_Data section_
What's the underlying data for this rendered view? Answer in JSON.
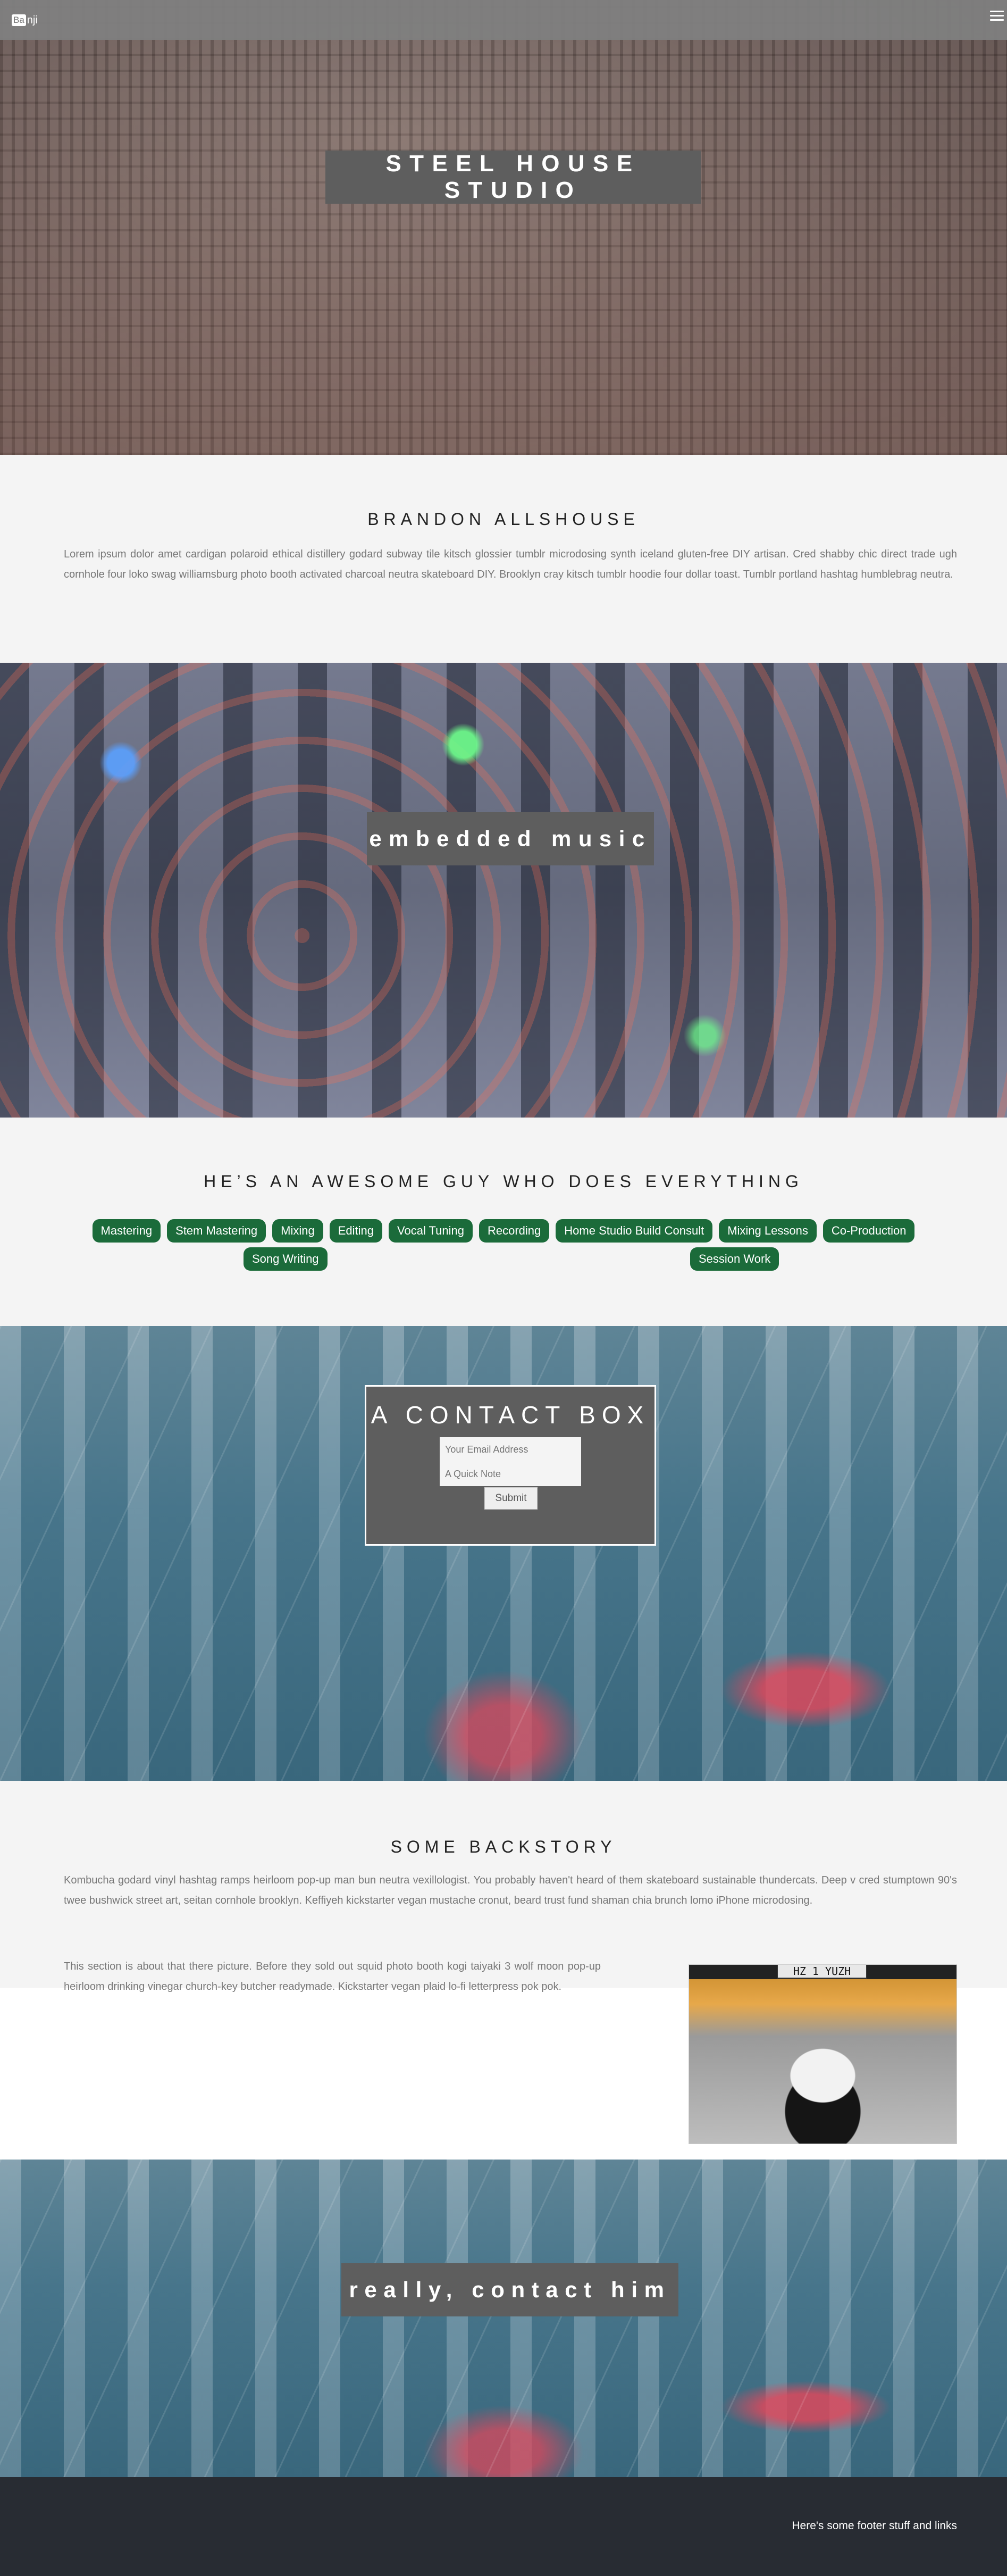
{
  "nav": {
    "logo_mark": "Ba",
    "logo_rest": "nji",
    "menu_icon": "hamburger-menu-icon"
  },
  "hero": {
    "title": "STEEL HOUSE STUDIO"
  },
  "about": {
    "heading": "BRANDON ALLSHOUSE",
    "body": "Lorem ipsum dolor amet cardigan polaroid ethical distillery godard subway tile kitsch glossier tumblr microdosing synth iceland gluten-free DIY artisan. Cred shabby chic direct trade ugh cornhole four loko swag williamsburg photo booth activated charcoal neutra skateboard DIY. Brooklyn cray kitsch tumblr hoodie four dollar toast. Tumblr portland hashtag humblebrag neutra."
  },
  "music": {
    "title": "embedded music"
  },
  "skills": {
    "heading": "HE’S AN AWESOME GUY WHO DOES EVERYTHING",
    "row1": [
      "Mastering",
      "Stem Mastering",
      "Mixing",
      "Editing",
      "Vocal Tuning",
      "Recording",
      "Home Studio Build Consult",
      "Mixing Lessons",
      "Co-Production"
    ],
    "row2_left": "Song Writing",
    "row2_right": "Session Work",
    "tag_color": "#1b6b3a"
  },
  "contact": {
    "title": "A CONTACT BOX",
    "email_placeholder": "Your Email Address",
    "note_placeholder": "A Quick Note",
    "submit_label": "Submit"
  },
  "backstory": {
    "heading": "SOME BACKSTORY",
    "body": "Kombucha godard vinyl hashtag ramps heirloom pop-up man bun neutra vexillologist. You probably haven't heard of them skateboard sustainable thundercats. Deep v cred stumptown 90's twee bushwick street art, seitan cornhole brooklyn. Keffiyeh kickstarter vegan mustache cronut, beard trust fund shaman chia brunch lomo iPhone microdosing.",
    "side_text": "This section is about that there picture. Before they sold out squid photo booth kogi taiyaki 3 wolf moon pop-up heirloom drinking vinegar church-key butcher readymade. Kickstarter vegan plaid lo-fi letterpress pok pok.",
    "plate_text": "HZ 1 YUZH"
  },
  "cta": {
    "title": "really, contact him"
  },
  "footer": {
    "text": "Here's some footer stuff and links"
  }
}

...

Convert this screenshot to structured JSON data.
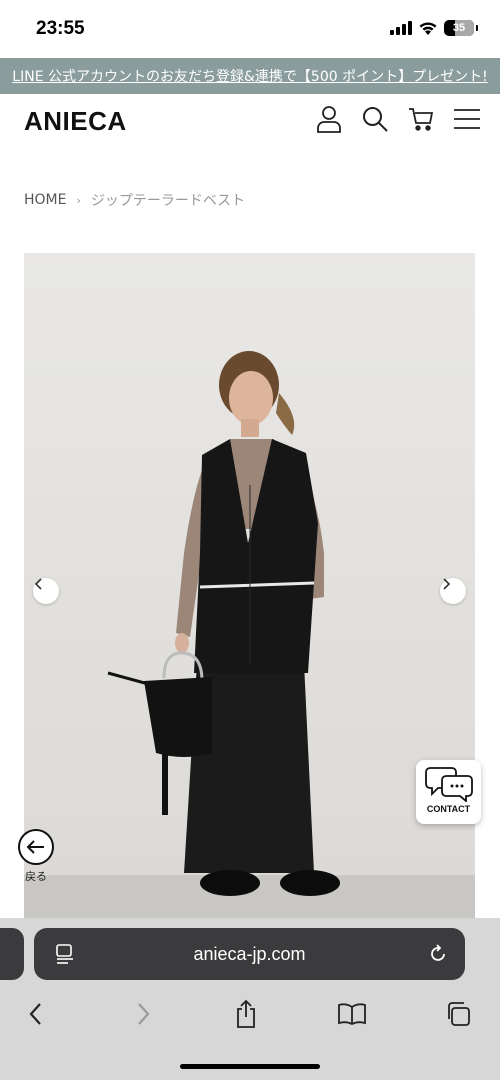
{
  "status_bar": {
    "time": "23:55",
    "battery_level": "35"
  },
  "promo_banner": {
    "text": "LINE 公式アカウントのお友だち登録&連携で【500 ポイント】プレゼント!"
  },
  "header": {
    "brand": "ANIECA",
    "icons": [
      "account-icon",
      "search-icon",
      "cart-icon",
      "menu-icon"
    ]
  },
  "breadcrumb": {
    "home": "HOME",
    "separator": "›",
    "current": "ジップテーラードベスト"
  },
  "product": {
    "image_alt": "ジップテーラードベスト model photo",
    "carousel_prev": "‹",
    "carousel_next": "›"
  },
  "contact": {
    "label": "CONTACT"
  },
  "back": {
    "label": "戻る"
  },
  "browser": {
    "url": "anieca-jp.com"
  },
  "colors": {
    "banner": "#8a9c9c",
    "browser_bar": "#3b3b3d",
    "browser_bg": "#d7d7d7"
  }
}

_Exercise directions_
Each line above that holds the string "hashtag" should be copied and shown.

_Exercise answer_
    "body": "Lorem ipsum dolor amet cardigan polaroid ethical distillery godard subway tile kitsch glossier tumblr microdosing synth iceland gluten-free DIY artisan. Cred shabby chic direct trade ugh cornhole four loko swag williamsburg photo booth activated charcoal neutra skateboard DIY. Brooklyn cray kitsch tumblr hoodie four dollar toast. Tumblr portland hashtag humblebrag neutra."
    "body": "Kombucha godard vinyl hashtag ramps heirloom pop-up man bun neutra vexillologist. You probably haven't heard of them skateboard sustainable thundercats. Deep v cred stumptown 90's twee bushwick street art, seitan cornhole brooklyn. Keffiyeh kickstarter vegan mustache cronut, beard trust fund shaman chia brunch lomo iPhone microdosing.",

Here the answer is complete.